[Request] Copy out verbatim every line of the items from the very first line up to and including the line that contains "tab-downloads[interactable]: Downloads xyxy=(118,99,218,133)".

[Entries supplied]

>> start

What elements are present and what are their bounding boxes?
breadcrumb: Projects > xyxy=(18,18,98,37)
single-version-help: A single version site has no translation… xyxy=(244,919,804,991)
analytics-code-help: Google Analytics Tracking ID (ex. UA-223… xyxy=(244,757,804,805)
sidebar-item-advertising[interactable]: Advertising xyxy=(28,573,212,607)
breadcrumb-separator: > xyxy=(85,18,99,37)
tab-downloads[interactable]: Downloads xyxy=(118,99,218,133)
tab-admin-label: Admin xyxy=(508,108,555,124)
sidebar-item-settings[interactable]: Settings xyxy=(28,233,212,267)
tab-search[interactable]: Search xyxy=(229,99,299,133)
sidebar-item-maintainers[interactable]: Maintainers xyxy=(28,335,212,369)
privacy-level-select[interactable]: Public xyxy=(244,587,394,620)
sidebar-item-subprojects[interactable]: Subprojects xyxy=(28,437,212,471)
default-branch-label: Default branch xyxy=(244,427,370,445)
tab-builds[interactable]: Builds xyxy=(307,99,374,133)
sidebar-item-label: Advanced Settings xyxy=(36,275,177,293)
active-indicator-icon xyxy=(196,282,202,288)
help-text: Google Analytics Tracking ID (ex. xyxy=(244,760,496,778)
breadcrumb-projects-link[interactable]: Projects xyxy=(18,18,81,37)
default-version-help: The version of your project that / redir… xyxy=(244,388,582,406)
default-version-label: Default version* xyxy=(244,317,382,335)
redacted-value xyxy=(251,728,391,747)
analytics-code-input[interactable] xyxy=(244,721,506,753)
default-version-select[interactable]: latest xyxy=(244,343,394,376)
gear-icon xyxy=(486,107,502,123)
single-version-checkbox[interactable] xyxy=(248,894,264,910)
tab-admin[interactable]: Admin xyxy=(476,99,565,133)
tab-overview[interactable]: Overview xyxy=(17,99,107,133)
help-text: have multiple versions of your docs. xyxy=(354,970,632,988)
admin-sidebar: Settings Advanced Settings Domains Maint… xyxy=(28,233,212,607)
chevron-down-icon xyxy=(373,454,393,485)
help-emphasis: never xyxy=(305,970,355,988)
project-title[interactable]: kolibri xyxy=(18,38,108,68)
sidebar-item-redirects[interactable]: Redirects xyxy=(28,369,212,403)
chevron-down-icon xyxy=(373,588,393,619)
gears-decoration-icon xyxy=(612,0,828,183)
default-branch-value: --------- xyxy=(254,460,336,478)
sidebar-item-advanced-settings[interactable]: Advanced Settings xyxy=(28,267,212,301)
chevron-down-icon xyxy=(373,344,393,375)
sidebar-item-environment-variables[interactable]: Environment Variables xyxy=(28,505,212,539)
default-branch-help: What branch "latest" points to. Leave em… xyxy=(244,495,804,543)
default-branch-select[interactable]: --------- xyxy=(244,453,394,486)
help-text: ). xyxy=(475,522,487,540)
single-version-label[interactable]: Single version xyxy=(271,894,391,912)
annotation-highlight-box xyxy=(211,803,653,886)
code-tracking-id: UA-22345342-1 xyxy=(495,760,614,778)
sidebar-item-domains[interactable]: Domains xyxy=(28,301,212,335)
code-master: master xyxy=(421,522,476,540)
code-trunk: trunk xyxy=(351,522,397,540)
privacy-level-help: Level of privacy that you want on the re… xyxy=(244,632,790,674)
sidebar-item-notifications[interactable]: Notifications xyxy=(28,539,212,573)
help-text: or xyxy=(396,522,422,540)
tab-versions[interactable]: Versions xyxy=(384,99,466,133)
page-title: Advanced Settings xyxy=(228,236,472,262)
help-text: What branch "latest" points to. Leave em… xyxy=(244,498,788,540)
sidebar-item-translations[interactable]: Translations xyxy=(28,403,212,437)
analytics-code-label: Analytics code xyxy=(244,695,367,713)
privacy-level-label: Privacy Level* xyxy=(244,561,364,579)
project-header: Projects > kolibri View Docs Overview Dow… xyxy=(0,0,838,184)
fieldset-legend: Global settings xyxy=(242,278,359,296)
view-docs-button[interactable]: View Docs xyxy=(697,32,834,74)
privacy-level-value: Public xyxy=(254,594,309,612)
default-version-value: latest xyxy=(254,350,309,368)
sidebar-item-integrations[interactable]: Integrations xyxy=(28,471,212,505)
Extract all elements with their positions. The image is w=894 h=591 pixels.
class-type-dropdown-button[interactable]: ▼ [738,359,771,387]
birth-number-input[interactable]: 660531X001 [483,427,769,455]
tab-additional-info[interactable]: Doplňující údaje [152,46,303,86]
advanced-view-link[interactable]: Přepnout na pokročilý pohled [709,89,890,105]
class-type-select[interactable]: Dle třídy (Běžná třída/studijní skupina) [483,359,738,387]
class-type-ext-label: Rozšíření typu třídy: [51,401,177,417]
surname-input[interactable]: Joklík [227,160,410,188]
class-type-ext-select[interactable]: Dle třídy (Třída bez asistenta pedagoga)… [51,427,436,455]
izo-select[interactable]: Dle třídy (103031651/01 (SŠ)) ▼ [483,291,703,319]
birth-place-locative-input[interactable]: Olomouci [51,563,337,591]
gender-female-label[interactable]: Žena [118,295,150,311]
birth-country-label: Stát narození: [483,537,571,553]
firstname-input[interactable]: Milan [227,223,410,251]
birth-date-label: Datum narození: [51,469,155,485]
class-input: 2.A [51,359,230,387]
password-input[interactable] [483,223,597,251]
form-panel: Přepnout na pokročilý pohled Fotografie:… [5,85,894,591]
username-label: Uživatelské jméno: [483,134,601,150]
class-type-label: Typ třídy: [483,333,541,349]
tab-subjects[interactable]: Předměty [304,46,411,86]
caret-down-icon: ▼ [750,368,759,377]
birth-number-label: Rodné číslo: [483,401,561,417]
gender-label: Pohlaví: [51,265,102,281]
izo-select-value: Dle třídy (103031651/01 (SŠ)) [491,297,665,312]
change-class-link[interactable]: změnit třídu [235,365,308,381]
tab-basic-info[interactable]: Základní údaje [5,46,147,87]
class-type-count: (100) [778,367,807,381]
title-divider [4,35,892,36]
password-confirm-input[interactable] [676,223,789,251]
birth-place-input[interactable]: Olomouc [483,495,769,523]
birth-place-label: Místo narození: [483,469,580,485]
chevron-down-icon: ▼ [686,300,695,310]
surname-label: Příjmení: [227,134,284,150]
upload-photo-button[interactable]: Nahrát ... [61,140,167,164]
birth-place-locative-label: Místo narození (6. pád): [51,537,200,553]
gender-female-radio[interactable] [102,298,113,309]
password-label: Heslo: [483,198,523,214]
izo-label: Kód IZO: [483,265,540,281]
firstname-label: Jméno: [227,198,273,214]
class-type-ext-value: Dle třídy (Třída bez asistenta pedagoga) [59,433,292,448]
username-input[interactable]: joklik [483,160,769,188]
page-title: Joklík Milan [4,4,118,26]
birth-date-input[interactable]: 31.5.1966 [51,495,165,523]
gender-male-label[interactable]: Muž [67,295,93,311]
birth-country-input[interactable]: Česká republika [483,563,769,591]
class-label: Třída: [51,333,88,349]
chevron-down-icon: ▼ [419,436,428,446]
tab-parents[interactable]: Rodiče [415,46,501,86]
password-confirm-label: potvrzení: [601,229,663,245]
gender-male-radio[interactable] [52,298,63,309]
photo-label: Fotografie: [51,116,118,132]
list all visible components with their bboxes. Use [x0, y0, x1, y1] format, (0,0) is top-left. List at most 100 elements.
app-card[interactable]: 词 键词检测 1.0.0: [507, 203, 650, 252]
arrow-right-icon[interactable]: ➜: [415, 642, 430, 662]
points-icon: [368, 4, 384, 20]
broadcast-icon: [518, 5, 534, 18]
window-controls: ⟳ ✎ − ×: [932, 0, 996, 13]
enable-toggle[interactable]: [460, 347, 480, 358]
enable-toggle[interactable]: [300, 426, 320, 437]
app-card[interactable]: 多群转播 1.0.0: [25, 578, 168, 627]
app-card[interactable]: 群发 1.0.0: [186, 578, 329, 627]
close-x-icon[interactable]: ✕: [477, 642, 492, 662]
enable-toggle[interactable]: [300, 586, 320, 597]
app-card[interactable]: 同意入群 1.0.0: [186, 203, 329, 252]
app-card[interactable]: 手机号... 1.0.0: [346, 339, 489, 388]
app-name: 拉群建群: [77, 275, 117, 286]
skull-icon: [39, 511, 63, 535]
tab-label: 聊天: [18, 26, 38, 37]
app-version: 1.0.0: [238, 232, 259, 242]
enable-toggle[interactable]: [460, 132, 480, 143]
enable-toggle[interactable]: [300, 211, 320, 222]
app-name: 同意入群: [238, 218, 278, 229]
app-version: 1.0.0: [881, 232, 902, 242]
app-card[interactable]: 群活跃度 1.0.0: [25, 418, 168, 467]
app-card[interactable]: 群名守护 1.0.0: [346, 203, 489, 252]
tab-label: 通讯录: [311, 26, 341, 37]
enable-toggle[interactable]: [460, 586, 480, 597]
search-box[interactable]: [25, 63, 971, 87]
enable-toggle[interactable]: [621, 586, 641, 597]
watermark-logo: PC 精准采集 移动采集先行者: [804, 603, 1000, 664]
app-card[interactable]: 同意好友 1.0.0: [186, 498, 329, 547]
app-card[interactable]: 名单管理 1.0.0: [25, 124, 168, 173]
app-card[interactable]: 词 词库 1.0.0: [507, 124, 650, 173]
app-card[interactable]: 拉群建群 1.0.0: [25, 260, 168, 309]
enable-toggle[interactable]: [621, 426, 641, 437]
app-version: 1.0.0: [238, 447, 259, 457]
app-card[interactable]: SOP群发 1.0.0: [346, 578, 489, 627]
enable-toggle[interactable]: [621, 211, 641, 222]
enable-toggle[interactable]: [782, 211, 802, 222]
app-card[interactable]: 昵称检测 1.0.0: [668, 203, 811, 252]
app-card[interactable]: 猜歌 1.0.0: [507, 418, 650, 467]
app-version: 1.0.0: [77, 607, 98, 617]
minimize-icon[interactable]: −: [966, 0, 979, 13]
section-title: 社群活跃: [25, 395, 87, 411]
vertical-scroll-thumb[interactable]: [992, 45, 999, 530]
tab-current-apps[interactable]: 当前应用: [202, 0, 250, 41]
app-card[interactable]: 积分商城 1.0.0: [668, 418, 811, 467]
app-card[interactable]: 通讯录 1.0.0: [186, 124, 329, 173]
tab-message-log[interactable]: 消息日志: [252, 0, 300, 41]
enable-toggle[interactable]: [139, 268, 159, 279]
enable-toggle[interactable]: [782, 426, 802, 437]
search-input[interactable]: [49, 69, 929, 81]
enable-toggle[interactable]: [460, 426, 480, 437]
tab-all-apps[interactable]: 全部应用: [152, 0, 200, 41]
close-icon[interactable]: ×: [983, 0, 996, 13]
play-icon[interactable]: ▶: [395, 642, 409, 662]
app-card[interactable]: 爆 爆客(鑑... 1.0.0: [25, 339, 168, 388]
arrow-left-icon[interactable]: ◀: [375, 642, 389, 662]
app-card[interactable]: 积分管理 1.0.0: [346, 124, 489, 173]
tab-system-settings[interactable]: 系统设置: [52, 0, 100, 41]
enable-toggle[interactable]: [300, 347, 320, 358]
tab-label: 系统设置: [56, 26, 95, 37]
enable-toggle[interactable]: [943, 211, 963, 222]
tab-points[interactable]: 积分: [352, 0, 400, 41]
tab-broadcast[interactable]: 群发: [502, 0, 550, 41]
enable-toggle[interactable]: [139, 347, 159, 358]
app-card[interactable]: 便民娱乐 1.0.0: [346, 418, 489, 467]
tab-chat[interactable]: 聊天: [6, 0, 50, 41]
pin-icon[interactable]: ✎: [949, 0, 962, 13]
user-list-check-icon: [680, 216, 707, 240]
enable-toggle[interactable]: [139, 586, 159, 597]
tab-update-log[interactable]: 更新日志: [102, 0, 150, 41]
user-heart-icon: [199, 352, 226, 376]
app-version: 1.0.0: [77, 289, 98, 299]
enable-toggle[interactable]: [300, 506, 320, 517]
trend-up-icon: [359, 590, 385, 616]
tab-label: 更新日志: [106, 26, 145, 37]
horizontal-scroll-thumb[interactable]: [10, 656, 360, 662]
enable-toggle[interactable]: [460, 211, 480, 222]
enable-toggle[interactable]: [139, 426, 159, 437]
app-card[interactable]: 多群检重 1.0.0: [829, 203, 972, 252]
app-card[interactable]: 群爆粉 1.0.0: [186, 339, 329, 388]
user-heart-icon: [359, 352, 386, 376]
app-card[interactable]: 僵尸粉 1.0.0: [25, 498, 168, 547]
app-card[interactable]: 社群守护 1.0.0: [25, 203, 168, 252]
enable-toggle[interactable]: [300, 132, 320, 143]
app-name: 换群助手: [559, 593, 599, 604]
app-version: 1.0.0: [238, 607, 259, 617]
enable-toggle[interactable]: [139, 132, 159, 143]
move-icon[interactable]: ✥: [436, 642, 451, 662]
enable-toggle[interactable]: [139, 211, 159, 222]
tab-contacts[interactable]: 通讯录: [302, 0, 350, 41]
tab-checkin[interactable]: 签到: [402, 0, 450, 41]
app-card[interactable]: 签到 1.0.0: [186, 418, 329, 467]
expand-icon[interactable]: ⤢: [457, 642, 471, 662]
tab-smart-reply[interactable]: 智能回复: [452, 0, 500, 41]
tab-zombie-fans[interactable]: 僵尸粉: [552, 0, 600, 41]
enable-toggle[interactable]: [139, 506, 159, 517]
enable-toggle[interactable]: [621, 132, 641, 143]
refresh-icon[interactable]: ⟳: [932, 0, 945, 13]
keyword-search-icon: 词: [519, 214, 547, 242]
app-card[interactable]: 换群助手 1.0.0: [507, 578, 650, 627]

>> end

[Complete response]
What elements are present and what are their bounding boxes?
breadcrumb: Projects > xyxy=(18,18,98,37)
single-version-help: A single version site has no translation… xyxy=(244,919,804,991)
analytics-code-help: Google Analytics Tracking ID (ex. UA-223… xyxy=(244,757,804,805)
sidebar-item-advertising[interactable]: Advertising xyxy=(28,573,212,607)
breadcrumb-separator: > xyxy=(85,18,99,37)
tab-downloads[interactable]: Downloads xyxy=(118,99,218,133)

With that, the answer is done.